Check every line of the entries below for the word "Hotkeys", and copy the ones that have it.

━━━ INPUT RECORDS ━━━

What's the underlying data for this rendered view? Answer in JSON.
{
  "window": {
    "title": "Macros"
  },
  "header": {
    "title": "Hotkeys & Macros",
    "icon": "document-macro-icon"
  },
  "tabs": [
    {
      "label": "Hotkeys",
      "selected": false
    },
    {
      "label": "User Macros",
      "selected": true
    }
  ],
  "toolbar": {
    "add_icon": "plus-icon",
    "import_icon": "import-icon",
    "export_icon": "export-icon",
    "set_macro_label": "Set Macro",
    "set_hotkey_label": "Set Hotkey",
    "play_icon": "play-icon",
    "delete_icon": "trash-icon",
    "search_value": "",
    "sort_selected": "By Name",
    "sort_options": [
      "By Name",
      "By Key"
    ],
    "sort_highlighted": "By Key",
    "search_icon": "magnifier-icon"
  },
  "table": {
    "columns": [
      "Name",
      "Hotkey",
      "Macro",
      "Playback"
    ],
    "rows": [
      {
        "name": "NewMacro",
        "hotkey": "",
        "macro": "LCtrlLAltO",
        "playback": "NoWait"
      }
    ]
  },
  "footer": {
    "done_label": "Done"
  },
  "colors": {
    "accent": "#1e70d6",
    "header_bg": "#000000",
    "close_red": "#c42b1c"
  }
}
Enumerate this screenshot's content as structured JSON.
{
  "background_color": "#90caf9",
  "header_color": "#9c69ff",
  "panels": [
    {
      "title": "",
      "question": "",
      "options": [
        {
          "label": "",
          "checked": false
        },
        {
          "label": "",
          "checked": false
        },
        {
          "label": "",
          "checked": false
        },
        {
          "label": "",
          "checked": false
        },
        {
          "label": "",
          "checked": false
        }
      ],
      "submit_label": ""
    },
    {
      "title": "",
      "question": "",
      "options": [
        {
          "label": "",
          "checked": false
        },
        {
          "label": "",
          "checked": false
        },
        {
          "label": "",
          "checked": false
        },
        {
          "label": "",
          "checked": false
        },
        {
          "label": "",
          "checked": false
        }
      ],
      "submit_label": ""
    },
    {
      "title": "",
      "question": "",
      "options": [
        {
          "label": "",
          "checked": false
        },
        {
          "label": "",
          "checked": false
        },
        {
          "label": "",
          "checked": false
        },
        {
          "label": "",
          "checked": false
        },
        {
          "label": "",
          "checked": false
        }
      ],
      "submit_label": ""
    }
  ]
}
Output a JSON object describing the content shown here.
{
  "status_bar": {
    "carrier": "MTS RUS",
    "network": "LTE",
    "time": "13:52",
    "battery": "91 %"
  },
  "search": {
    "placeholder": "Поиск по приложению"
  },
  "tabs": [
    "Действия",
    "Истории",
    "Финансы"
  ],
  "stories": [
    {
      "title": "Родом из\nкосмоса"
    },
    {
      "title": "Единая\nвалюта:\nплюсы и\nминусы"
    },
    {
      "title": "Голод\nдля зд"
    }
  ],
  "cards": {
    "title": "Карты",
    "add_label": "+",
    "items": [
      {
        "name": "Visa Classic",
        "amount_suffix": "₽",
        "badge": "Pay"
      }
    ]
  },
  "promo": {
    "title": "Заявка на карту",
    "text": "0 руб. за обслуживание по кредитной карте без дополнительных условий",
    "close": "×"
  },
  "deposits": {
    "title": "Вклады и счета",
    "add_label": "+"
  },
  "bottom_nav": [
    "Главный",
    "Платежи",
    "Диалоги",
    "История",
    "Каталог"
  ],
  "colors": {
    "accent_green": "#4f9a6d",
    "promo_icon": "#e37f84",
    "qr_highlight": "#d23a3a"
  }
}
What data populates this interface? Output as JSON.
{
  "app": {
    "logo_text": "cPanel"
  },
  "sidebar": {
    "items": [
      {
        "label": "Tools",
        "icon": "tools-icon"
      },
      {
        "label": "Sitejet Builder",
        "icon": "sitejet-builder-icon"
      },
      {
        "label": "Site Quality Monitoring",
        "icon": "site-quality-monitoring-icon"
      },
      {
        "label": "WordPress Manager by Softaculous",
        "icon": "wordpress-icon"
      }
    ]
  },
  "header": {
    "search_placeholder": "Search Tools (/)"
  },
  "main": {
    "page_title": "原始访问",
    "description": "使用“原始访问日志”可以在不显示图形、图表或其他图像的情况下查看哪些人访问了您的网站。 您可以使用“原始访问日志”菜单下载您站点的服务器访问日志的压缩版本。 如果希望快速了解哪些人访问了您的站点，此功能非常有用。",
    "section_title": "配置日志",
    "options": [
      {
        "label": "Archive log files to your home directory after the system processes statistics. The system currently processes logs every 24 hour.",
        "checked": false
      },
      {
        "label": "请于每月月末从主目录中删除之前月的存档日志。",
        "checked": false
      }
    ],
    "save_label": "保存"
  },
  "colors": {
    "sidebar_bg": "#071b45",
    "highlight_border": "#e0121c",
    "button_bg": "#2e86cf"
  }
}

━━━

WRITTEN SOLUTION:
    "title": "Hotkeys & Macros",
      "label": "Hotkeys",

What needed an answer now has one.